#### WRITTEN PROBLEM:
Repeat each entry in full, exactly.

========

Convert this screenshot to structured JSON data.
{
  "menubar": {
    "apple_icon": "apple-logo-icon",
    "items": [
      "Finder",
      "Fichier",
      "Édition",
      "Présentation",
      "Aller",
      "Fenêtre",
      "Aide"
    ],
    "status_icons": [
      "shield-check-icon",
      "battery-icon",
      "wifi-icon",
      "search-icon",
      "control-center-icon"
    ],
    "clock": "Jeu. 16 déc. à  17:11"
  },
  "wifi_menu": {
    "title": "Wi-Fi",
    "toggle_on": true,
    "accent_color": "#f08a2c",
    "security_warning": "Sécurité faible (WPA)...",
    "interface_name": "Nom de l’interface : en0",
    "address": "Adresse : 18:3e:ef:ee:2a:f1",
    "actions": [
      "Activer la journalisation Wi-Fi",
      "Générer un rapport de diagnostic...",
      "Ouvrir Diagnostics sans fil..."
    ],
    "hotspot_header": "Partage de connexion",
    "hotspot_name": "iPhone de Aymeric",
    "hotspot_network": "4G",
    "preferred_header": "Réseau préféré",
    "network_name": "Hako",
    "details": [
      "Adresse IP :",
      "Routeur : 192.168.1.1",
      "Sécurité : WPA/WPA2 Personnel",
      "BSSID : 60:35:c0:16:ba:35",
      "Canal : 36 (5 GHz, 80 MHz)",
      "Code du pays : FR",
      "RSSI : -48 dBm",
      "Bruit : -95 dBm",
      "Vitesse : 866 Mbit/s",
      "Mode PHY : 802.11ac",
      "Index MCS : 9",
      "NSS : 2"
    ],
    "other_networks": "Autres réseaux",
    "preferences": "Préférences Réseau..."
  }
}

========

#### EXERCISE RESPONSE:
Convert this screenshot to structured JSON data.
{
  "menubar": {
    "apple_icon": "apple-logo-icon",
    "items": [
      "Finder",
      "Fichier",
      "Édition",
      "Présentation",
      "Aller",
      "Fenêtre",
      "Aide"
    ],
    "status_icons": [
      "shield-check-icon",
      "battery-icon",
      "wifi-icon",
      "search-icon",
      "control-center-icon"
    ],
    "clock": "Jeu. 16 déc. à  17:11"
  },
  "wifi_menu": {
    "title": "Wi-Fi",
    "toggle_on": true,
    "accent_color": "#f08a2c",
    "security_warning": "Sécurité faible (WPA)...",
    "interface_name": "Nom de l’interface : en0",
    "address": "Adresse : 18:3e:ef:ee:2a:f1",
    "actions": [
      "Activer la journalisation Wi-Fi",
      "Générer un rapport de diagnostic...",
      "Ouvrir Diagnostics sans fil..."
    ],
    "hotspot_header": "Partage de connexion",
    "hotspot_name": "iPhone de Aymeric",
    "hotspot_network": "4G",
    "preferred_header": "Réseau préféré",
    "network_name": "Hako",
    "details": [
      "Adresse IP :",
      "Routeur : 192.168.1.1",
      "Sécurité : WPA/WPA2 Personnel",
      "BSSID : 60:35:c0:16:ba:35",
      "Canal : 36 (5 GHz, 80 MHz)",
      "Code du pays : FR",
      "RSSI : -48 dBm",
      "Bruit : -95 dBm",
      "Vitesse : 866 Mbit/s",
      "Mode PHY : 802.11ac",
      "Index MCS : 9",
      "NSS : 2"
    ],
    "other_networks": "Autres réseaux",
    "preferences": "Préférences Réseau..."
  }
}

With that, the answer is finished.